- [Your instructions]: Reproduce each line that includes the word "this".

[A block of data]
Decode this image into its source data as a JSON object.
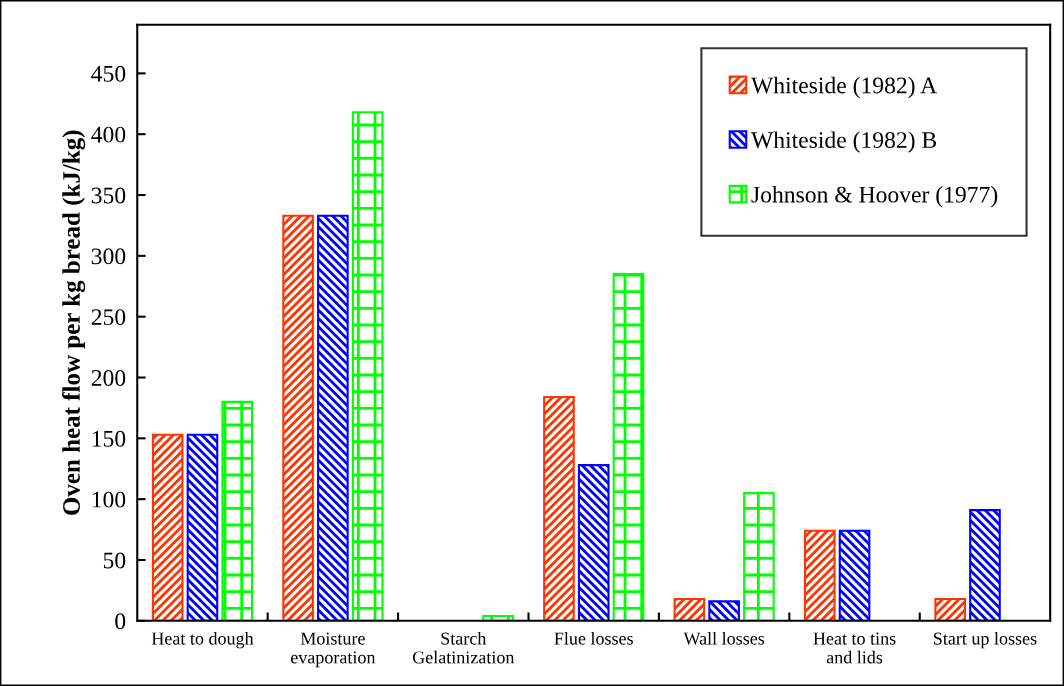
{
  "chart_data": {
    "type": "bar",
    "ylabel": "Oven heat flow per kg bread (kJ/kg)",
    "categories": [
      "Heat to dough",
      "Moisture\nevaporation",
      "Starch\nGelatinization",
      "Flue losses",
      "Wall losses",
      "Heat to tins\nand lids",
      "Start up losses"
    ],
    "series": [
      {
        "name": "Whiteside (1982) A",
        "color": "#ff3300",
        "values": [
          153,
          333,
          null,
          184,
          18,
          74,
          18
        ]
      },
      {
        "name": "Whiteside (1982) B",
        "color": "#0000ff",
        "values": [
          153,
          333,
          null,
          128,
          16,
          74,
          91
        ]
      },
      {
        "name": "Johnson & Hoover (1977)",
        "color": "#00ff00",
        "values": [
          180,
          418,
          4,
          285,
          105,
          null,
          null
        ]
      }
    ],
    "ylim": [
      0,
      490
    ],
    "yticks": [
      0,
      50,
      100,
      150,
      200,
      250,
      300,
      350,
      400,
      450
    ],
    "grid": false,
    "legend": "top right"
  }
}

---

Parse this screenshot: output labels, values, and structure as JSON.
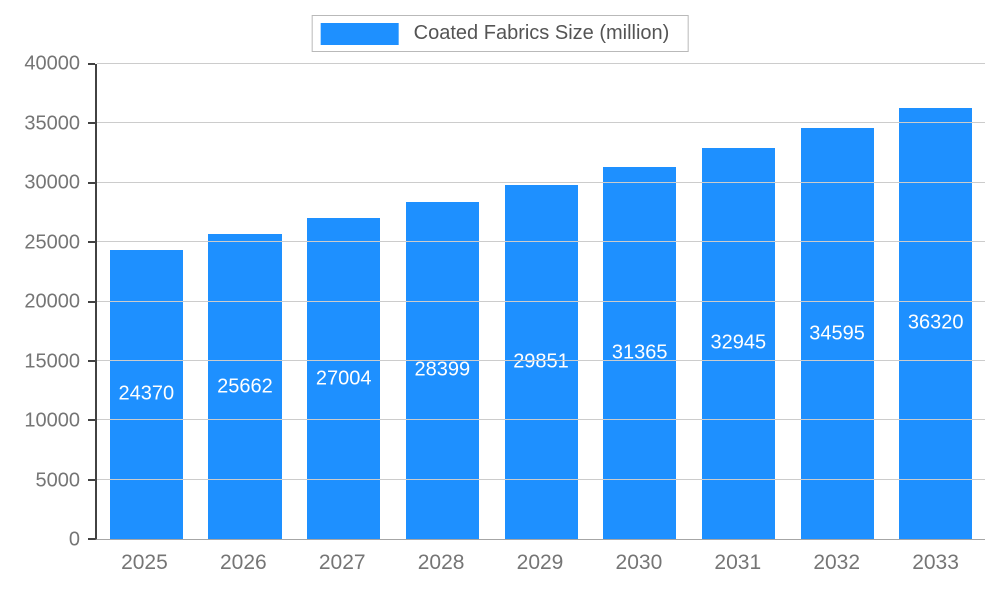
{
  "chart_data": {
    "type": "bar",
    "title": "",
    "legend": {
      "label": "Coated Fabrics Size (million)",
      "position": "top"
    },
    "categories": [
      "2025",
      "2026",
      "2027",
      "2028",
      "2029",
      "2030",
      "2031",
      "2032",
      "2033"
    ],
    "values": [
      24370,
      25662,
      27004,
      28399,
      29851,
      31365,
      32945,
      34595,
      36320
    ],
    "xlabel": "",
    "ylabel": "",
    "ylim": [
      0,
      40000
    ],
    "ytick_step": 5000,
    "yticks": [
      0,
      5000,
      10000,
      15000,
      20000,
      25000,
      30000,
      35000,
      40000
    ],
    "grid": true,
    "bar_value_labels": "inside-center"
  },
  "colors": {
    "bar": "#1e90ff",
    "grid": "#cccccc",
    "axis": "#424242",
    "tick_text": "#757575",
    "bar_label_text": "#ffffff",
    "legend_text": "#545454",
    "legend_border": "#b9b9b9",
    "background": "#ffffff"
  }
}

- [Solution to the problem]:
Decode this image into its source data as a JSON object.
Parse this screenshot: output labels, values, and structure as JSON.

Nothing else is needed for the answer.